── Provided information

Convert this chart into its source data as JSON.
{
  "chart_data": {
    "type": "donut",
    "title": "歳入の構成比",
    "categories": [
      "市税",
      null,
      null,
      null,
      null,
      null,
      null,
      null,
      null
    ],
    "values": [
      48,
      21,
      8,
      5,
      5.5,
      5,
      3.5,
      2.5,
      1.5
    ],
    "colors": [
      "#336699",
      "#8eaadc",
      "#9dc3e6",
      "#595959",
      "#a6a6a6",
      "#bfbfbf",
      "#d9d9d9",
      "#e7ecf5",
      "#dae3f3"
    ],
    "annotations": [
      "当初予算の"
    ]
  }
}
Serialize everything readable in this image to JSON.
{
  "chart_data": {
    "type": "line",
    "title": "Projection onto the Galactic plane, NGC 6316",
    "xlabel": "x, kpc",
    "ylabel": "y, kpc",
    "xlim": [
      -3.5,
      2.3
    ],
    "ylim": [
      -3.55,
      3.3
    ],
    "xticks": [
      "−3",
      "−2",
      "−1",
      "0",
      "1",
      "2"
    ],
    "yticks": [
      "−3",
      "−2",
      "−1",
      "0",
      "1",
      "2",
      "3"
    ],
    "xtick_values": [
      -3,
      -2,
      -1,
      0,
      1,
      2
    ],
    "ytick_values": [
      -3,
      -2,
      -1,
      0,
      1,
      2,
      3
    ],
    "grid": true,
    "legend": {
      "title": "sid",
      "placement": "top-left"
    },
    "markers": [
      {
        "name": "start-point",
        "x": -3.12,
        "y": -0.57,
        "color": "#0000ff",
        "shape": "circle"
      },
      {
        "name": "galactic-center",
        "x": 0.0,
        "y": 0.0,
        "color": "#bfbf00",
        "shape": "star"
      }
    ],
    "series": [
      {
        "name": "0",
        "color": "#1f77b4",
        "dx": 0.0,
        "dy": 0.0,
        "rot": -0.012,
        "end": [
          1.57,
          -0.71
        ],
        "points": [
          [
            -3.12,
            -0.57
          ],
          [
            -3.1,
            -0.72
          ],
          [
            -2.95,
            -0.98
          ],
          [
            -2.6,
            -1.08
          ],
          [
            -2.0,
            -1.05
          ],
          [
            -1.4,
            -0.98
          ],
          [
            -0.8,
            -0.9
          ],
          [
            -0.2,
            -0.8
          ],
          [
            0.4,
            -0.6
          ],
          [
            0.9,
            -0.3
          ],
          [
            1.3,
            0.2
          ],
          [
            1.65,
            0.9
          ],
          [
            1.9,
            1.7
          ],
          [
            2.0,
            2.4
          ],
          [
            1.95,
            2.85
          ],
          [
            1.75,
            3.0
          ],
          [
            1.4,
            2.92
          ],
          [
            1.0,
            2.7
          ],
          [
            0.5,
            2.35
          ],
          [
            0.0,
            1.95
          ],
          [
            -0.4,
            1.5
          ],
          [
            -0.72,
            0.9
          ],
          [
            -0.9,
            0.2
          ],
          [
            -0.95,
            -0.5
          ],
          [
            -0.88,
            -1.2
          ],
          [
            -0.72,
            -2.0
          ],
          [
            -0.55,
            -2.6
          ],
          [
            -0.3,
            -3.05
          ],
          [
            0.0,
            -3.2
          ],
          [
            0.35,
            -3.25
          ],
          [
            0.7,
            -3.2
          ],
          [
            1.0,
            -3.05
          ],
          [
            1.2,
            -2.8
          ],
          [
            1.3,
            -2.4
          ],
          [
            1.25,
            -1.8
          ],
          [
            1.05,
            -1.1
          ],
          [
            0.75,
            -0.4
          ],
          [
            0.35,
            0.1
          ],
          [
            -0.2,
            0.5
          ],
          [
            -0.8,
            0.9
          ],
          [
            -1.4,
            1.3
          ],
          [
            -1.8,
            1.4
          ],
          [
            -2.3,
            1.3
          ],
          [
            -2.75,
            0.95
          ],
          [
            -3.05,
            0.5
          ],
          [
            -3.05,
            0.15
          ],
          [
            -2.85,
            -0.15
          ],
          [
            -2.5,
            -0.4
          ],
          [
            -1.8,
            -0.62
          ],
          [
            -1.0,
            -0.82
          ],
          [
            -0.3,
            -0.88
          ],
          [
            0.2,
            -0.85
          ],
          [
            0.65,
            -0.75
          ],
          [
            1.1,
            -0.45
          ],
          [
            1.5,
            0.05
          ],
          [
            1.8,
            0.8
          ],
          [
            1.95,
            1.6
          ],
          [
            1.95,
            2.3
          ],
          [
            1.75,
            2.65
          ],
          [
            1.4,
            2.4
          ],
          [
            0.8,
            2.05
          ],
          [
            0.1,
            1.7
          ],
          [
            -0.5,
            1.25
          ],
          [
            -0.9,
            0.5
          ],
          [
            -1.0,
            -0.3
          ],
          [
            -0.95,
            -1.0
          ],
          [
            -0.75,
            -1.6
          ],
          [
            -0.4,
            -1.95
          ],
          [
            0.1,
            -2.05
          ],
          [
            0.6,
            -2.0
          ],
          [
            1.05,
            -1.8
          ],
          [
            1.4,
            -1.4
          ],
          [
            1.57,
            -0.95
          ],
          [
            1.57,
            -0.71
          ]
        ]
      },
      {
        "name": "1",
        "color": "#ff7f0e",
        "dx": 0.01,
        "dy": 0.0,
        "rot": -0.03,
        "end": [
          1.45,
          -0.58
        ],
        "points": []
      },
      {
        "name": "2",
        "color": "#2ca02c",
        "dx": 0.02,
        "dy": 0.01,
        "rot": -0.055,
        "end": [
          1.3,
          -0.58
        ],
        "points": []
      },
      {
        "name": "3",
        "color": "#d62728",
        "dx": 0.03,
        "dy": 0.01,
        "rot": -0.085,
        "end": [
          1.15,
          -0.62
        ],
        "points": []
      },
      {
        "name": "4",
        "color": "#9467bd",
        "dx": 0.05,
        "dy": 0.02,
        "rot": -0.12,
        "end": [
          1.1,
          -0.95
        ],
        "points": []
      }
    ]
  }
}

────

▶ _Instructions for the task_:
Each line containing "this" counts once; state the total number of such lines and nothing else.

▶ _Correct output_:
2